### [THE REQUEST]
Repeat the records exactly. Every line must match.

### [SUPPLIED RECORDS]
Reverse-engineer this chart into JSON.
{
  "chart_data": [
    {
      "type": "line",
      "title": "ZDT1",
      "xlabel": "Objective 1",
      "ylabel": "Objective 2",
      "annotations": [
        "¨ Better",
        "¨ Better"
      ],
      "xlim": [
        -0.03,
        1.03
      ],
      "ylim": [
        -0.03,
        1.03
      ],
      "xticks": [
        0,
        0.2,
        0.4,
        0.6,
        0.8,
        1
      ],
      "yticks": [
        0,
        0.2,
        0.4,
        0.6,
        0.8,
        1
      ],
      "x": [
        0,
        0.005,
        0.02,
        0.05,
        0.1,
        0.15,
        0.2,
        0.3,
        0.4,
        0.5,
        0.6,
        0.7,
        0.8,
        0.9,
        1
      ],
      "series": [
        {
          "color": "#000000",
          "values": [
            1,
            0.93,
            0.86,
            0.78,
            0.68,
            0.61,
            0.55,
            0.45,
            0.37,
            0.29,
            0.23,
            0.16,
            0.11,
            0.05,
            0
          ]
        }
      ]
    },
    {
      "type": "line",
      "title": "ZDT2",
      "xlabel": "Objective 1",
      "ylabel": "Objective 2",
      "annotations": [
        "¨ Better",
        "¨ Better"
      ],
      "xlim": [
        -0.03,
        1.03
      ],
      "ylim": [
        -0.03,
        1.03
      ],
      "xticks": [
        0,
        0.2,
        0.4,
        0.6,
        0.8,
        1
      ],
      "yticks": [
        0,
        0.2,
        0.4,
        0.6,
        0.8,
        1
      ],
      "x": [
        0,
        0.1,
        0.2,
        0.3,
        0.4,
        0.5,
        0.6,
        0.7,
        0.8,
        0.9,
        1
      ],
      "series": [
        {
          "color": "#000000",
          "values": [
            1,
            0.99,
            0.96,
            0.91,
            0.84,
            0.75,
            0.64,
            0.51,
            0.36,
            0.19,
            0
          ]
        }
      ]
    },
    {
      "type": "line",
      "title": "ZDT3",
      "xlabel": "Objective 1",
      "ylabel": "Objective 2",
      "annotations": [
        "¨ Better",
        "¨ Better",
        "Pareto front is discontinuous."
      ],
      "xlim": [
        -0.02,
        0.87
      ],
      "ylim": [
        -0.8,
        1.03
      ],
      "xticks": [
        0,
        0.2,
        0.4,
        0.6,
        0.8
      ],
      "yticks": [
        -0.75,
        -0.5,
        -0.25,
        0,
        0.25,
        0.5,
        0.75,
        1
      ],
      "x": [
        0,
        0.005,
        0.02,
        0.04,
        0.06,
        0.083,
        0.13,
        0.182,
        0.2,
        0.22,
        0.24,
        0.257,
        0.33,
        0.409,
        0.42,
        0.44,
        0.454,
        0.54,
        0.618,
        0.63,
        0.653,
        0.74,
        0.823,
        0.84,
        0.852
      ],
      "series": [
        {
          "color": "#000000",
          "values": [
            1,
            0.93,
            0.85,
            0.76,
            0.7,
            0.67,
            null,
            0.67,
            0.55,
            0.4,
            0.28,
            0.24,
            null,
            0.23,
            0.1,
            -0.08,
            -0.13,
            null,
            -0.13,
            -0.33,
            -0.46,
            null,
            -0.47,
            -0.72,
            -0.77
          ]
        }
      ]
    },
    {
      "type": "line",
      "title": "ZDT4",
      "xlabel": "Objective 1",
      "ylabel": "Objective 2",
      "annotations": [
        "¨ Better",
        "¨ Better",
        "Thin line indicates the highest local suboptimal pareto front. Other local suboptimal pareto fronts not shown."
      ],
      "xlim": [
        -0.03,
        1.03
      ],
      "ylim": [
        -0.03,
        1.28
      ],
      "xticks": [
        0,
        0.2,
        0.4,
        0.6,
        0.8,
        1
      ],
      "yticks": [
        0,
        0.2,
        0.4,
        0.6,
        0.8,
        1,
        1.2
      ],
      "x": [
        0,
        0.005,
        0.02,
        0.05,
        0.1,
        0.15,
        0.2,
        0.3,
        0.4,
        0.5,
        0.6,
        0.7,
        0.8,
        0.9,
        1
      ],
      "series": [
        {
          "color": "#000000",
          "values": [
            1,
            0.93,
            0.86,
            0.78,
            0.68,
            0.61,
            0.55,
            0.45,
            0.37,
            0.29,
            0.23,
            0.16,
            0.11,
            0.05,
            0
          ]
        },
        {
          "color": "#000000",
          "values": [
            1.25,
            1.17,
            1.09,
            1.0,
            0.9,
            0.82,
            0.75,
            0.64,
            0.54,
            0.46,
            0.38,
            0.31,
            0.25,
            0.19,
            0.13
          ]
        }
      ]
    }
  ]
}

### [THE ANSWER]
Reverse-engineer this chart into JSON.
{
  "chart_data": [
    {
      "type": "line",
      "title": "ZDT1",
      "xlabel": "Objective 1",
      "ylabel": "Objective 2",
      "annotations": [
        "¨ Better",
        "¨ Better"
      ],
      "xlim": [
        -0.03,
        1.03
      ],
      "ylim": [
        -0.03,
        1.03
      ],
      "xticks": [
        0,
        0.2,
        0.4,
        0.6,
        0.8,
        1
      ],
      "yticks": [
        0,
        0.2,
        0.4,
        0.6,
        0.8,
        1
      ],
      "x": [
        0,
        0.005,
        0.02,
        0.05,
        0.1,
        0.15,
        0.2,
        0.3,
        0.4,
        0.5,
        0.6,
        0.7,
        0.8,
        0.9,
        1
      ],
      "series": [
        {
          "color": "#000000",
          "values": [
            1,
            0.93,
            0.86,
            0.78,
            0.68,
            0.61,
            0.55,
            0.45,
            0.37,
            0.29,
            0.23,
            0.16,
            0.11,
            0.05,
            0
          ]
        }
      ]
    },
    {
      "type": "line",
      "title": "ZDT2",
      "xlabel": "Objective 1",
      "ylabel": "Objective 2",
      "annotations": [
        "¨ Better",
        "¨ Better"
      ],
      "xlim": [
        -0.03,
        1.03
      ],
      "ylim": [
        -0.03,
        1.03
      ],
      "xticks": [
        0,
        0.2,
        0.4,
        0.6,
        0.8,
        1
      ],
      "yticks": [
        0,
        0.2,
        0.4,
        0.6,
        0.8,
        1
      ],
      "x": [
        0,
        0.1,
        0.2,
        0.3,
        0.4,
        0.5,
        0.6,
        0.7,
        0.8,
        0.9,
        1
      ],
      "series": [
        {
          "color": "#000000",
          "values": [
            1,
            0.99,
            0.96,
            0.91,
            0.84,
            0.75,
            0.64,
            0.51,
            0.36,
            0.19,
            0
          ]
        }
      ]
    },
    {
      "type": "line",
      "title": "ZDT3",
      "xlabel": "Objective 1",
      "ylabel": "Objective 2",
      "annotations": [
        "¨ Better",
        "¨ Better",
        "Pareto front is discontinuous."
      ],
      "xlim": [
        -0.02,
        0.87
      ],
      "ylim": [
        -0.8,
        1.03
      ],
      "xticks": [
        0,
        0.2,
        0.4,
        0.6,
        0.8
      ],
      "yticks": [
        -0.75,
        -0.5,
        -0.25,
        0,
        0.25,
        0.5,
        0.75,
        1
      ],
      "x": [
        0,
        0.005,
        0.02,
        0.04,
        0.06,
        0.083,
        0.13,
        0.182,
        0.2,
        0.22,
        0.24,
        0.257,
        0.33,
        0.409,
        0.42,
        0.44,
        0.454,
        0.54,
        0.618,
        0.63,
        0.653,
        0.74,
        0.823,
        0.84,
        0.852
      ],
      "series": [
        {
          "color": "#000000",
          "values": [
            1,
            0.93,
            0.85,
            0.76,
            0.7,
            0.67,
            null,
            0.67,
            0.55,
            0.4,
            0.28,
            0.24,
            null,
            0.23,
            0.1,
            -0.08,
            -0.13,
            null,
            -0.13,
            -0.33,
            -0.46,
            null,
            -0.47,
            -0.72,
            -0.77
          ]
        }
      ]
    },
    {
      "type": "line",
      "title": "ZDT4",
      "xlabel": "Objective 1",
      "ylabel": "Objective 2",
      "annotations": [
        "¨ Better",
        "¨ Better",
        "Thin line indicates the highest local suboptimal pareto front. Other local suboptimal pareto fronts not shown."
      ],
      "xlim": [
        -0.03,
        1.03
      ],
      "ylim": [
        -0.03,
        1.28
      ],
      "xticks": [
        0,
        0.2,
        0.4,
        0.6,
        0.8,
        1
      ],
      "yticks": [
        0,
        0.2,
        0.4,
        0.6,
        0.8,
        1,
        1.2
      ],
      "x": [
        0,
        0.005,
        0.02,
        0.05,
        0.1,
        0.15,
        0.2,
        0.3,
        0.4,
        0.5,
        0.6,
        0.7,
        0.8,
        0.9,
        1
      ],
      "series": [
        {
          "color": "#000000",
          "values": [
            1,
            0.93,
            0.86,
            0.78,
            0.68,
            0.61,
            0.55,
            0.45,
            0.37,
            0.29,
            0.23,
            0.16,
            0.11,
            0.05,
            0
          ]
        },
        {
          "color": "#000000",
          "values": [
            1.25,
            1.17,
            1.09,
            1.0,
            0.9,
            0.82,
            0.75,
            0.64,
            0.54,
            0.46,
            0.38,
            0.31,
            0.25,
            0.19,
            0.13
          ]
        }
      ]
    }
  ]
}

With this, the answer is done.